**WHAT YOU SHOULD DO:** Return all entries precisely as they stand, without the images.

>> Begin EXTRACTED ENTRIES

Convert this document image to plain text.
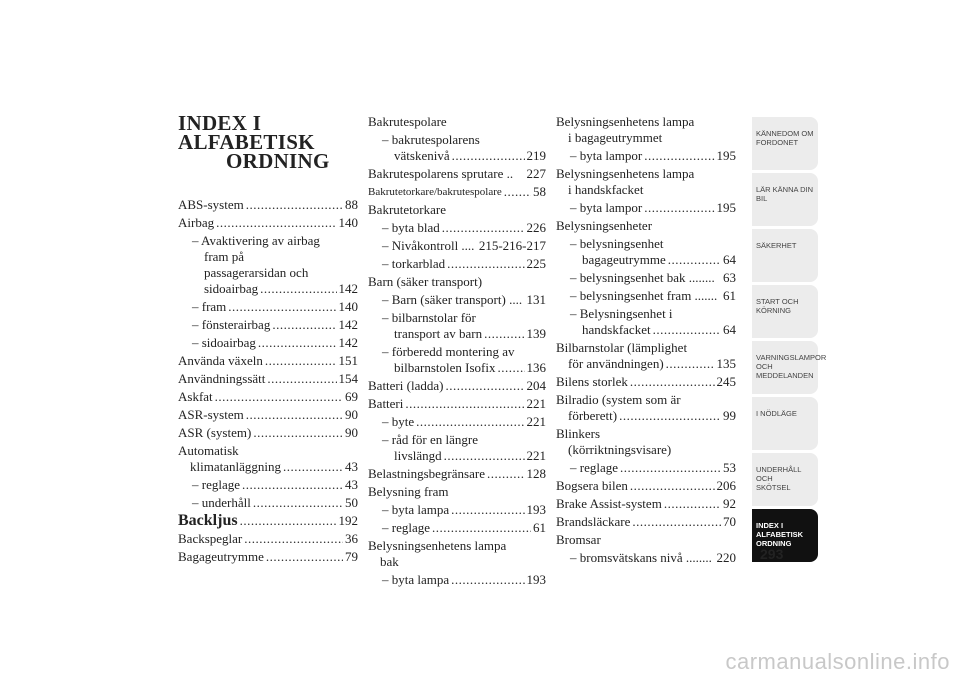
INDEX I
ALFABETISK
ORDNING
ABS-system .....	88
Airbag .....	140
– Avaktivering av airbag
fram på
passagerarsidan och
sidoairbag .....	142
– fram .....	140
– fönsterairbag .....	142
– sidoairbag .....	142
Använda växeln .....	151
Användningssätt .....	154
Askfat .....	69
ASR-system .....	90
ASR (system) .....	90
Automatisk
klimatanläggning .....	43
– reglage .....	43
– underhåll .....	50
Backljus .....	192
Backspeglar .....	36
Bagageutrymme .....	79
Bakrutespolare
– bakrutespolarens
vätskenivå .....	219
Bakrutespolarens sprutare .. 227
Bakrutetorkare/bakrutespolare ..... 58
Bakrutetorkare
– byta blad .....	226
– Nivåkontroll .... 215-216-217
– torkarblad .....	225
Barn (säker transport)
– Barn (säker transport) .... 131
– bilbarnstolar för
transport av barn .....	139
– förberedd montering av
bilbarnstolen Isofix ..... 136
Batteri (ladda) .....	204
Batteri .....	221
– byte .....	221
– råd för en längre
livslängd .....	221
Belastningsbegränsare .....	128
Belysning fram
– byta lampa .....	193
– reglage .....	61
Belysningsenhetens lampa
bak
– byta lampa .....	193
Belysningsenhetens lampa
i bagageutrymmet
– byta lampor .....	195
Belysningsenhetens lampa
i handskfacket
– byta lampor .....	195
Belysningsenheter
– belysningsenhet
bagageutrymme .....	64
– belysningsenhet bak ........ 63
– belysningsenhet fram ....... 61
– Belysningsenhet i
handskfacket .....	64
Bilbarnstolar (lämplighet
för användningen) .....	135
Bilens storlek .....	245
Bilradio (system som är
förberett) .....	99
Blinkers
(körriktningsvisare)
– reglage .....	53
Bogsera bilen .....	206
Brake Assist-system .....	92
Brandsläckare .....	70
Bromsar
– bromsvätskans nivå ........ 220
KÄNNEDOM OM
FORDONET
LÄR KÄNNA DIN
BIL
SÄKERHET
START OCH
KÖRNING
VARNINGSLAMPOR
OCH
MEDDELANDEN
I NÖDLÄGE
UNDERHÅLL OCH
SKÖTSEL
INDEX I
ALFABETISK
ORDNING
293
carmanualsonline.info
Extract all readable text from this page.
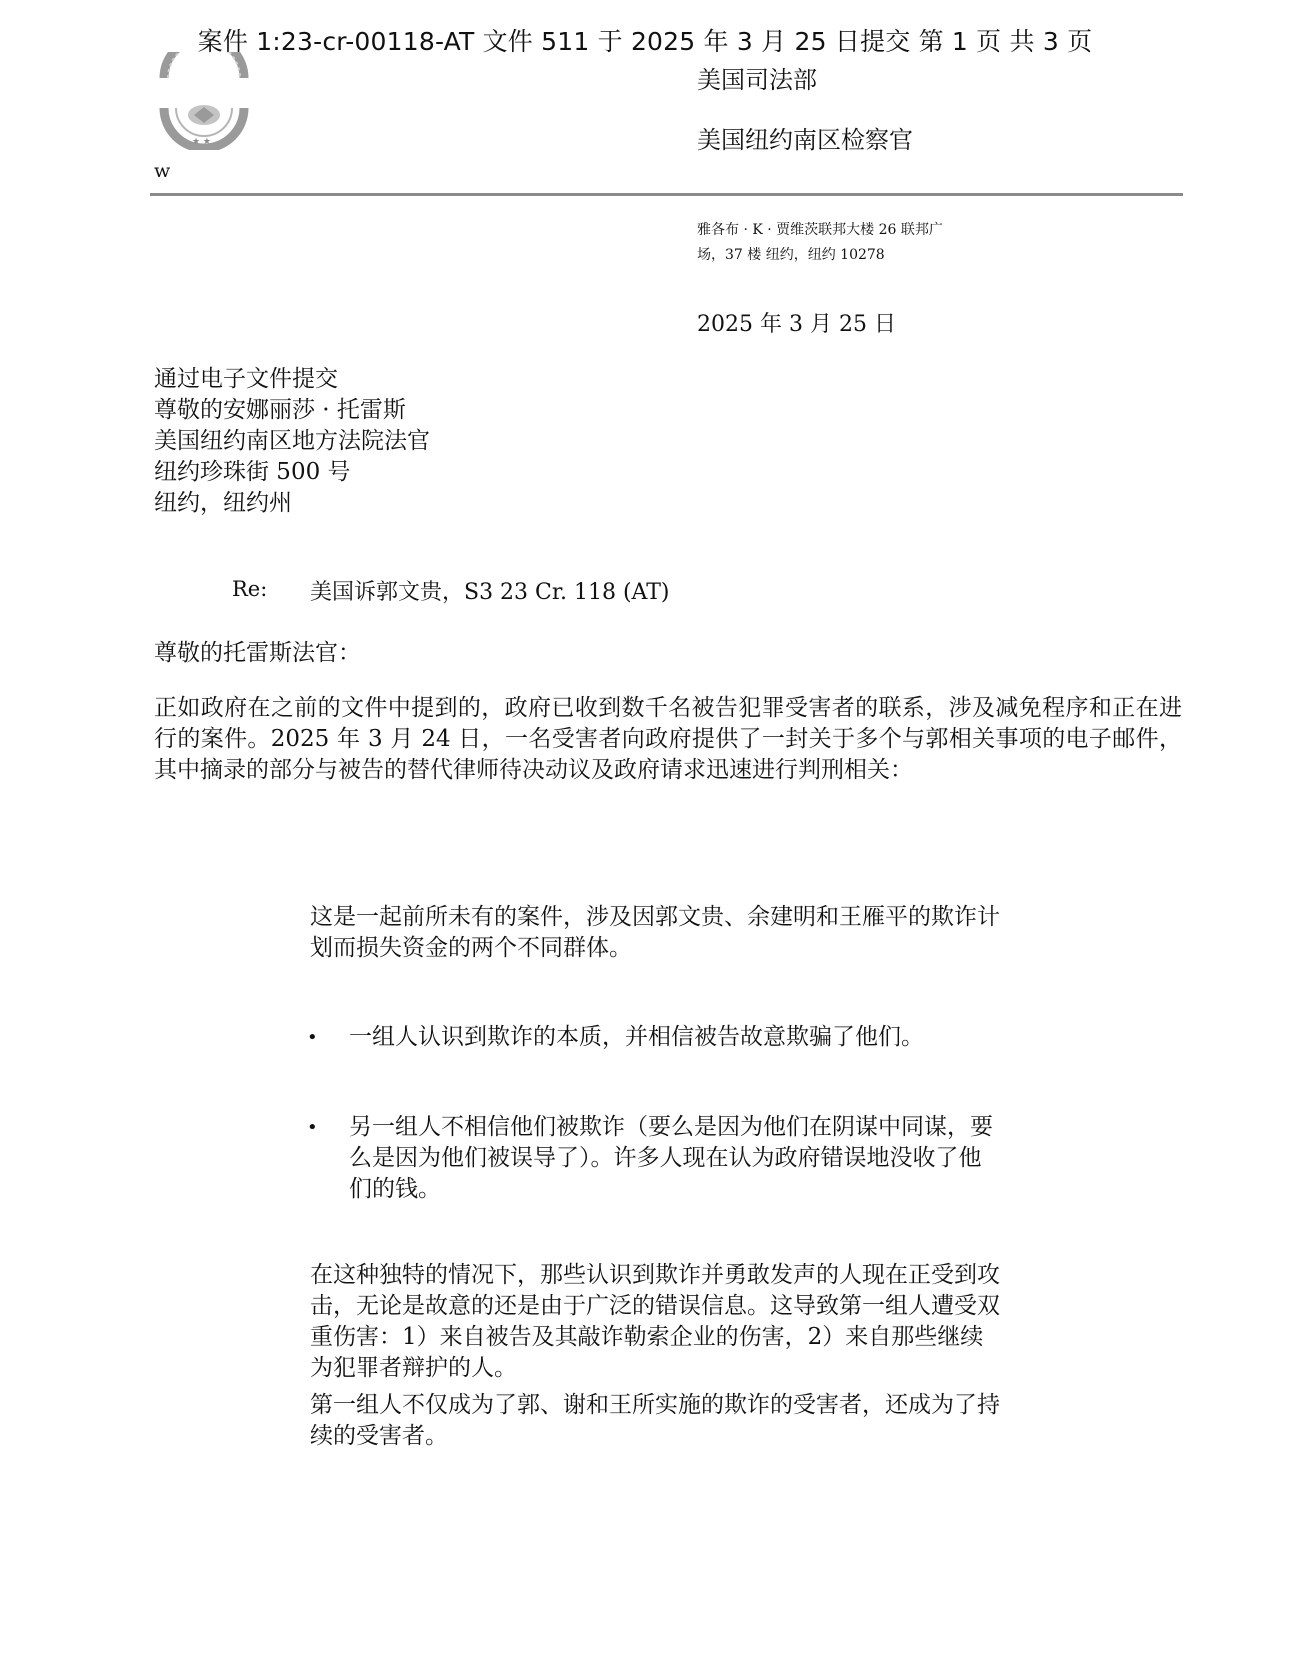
案件 1:23-cr-00118-AT 文件 511 于 2025 年 3 月 25 日提交 第 1 页 共 3 页
★ ★
w
美国司法部
美国纽约南区检察官
雅各布 · K · 贾维茨联邦大楼 26 联邦广
场，37 楼 纽约，纽约 10278
2025 年 3 月 25 日
通过电子文件提交
尊敬的安娜丽莎 · 托雷斯
美国纽约南区地方法院法官
纽约珍珠街 500 号
纽约，纽约州
Re: 美国诉郭文贵，S3 23 Cr. 118 (AT)
尊敬的托雷斯法官：
正如政府在之前的文件中提到的，政府已收到数千名被告犯罪受害者的联系，涉及减免程序和正在进行的案件。2025 年 3 月 24 日，一名受害者向政府提供了一封关于多个与郭相关事项的电子邮件，其中摘录的部分与被告的替代律师待决动议及政府请求迅速进行判刑相关：
这是一起前所未有的案件，涉及因郭文贵、余建明和王雁平的欺诈计划而损失资金的两个不同群体。
• 一组人认识到欺诈的本质，并相信被告故意欺骗了他们。
• 另一组人不相信他们被欺诈（要么是因为他们在阴谋中同谋，要么是因为他们被误导了）。许多人现在认为政府错误地没收了他们的钱。
在这种独特的情况下，那些认识到欺诈并勇敢发声的人现在正受到攻击，无论是故意的还是由于广泛的错误信息。这导致第一组人遭受双重伤害：1）来自被告及其敲诈勒索企业的伤害，2）来自那些继续为犯罪者辩护的人。
第一组人不仅成为了郭、谢和王所实施的欺诈的受害者，还成为了持续的受害者。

>> End EXTRACTED ENTRIES

**WORKED ANSWER:**
Convert this document image to plain text.
INDEX I
ALFABETISK
ORDNING
ABS-system .....	88
Airbag .....	140
– Avaktivering av airbag
fram på
passagerarsidan och
sidoairbag .....	142
– fram .....	140
– fönsterairbag .....	142
– sidoairbag .....	142
Använda växeln .....	151
Användningssätt .....	154
Askfat .....	69
ASR-system .....	90
ASR (system) .....	90
Automatisk
klimatanläggning .....	43
– reglage .....	43
– underhåll .....	50
Backljus .....	192
Backspeglar .....	36
Bagageutrymme .....	79
Bakrutespolare
– bakrutespolarens
vätskenivå .....	219
Bakrutespolarens sprutare .. 227
Bakrutetorkare/bakrutespolare ..... 58
Bakrutetorkare
– byta blad .....	226
– Nivåkontroll .... 215-216-217
– torkarblad .....	225
Barn (säker transport)
– Barn (säker transport) .... 131
– bilbarnstolar för
transport av barn .....	139
– förberedd montering av
bilbarnstolen Isofix ..... 136
Batteri (ladda) .....	204
Batteri .....	221
– byte .....	221
– råd för en längre
livslängd .....	221
Belastningsbegränsare .....	128
Belysning fram
– byta lampa .....	193
– reglage .....	61
Belysningsenhetens lampa
bak
– byta lampa .....	193
Belysningsenhetens lampa
i bagageutrymmet
– byta lampor .....	195
Belysningsenhetens lampa
i handskfacket
– byta lampor .....	195
Belysningsenheter
– belysningsenhet
bagageutrymme .....	64
– belysningsenhet bak ........ 63
– belysningsenhet fram ....... 61
– Belysningsenhet i
handskfacket .....	64
Bilbarnstolar (lämplighet
för användningen) .....	135
Bilens storlek .....	245
Bilradio (system som är
förberett) .....	99
Blinkers
(körriktningsvisare)
– reglage .....	53
Bogsera bilen .....	206
Brake Assist-system .....	92
Brandsläckare .....	70
Bromsar
– bromsvätskans nivå ........ 220
KÄNNEDOM OM
FORDONET
LÄR KÄNNA DIN
BIL
SÄKERHET
START OCH
KÖRNING
VARNINGSLAMPOR
OCH
MEDDELANDEN
I NÖDLÄGE
UNDERHÅLL OCH
SKÖTSEL
INDEX I
ALFABETISK
ORDNING
293
carmanualsonline.info
Extract all readable text from this page.
案件 1:23-cr-00118-AT 文件 511 于 2025 年 3 月 25 日提交 第 1 页 共 3 页
★ ★
w
美国司法部
美国纽约南区检察官
雅各布 · K · 贾维茨联邦大楼 26 联邦广
场，37 楼 纽约，纽约 10278
2025 年 3 月 25 日
通过电子文件提交
尊敬的安娜丽莎 · 托雷斯
美国纽约南区地方法院法官
纽约珍珠街 500 号
纽约，纽约州
Re: 美国诉郭文贵，S3 23 Cr. 118 (AT)
尊敬的托雷斯法官：
正如政府在之前的文件中提到的，政府已收到数千名被告犯罪受害者的联系，涉及减免程序和正在进行的案件。2025 年 3 月 24 日，一名受害者向政府提供了一封关于多个与郭相关事项的电子邮件，其中摘录的部分与被告的替代律师待决动议及政府请求迅速进行判刑相关：
这是一起前所未有的案件，涉及因郭文贵、余建明和王雁平的欺诈计划而损失资金的两个不同群体。
• 一组人认识到欺诈的本质，并相信被告故意欺骗了他们。
• 另一组人不相信他们被欺诈（要么是因为他们在阴谋中同谋，要么是因为他们被误导了）。许多人现在认为政府错误地没收了他们的钱。
在这种独特的情况下，那些认识到欺诈并勇敢发声的人现在正受到攻击，无论是故意的还是由于广泛的错误信息。这导致第一组人遭受双重伤害：1）来自被告及其敲诈勒索企业的伤害，2）来自那些继续为犯罪者辩护的人。
第一组人不仅成为了郭、谢和王所实施的欺诈的受害者，还成为了持续的受害者。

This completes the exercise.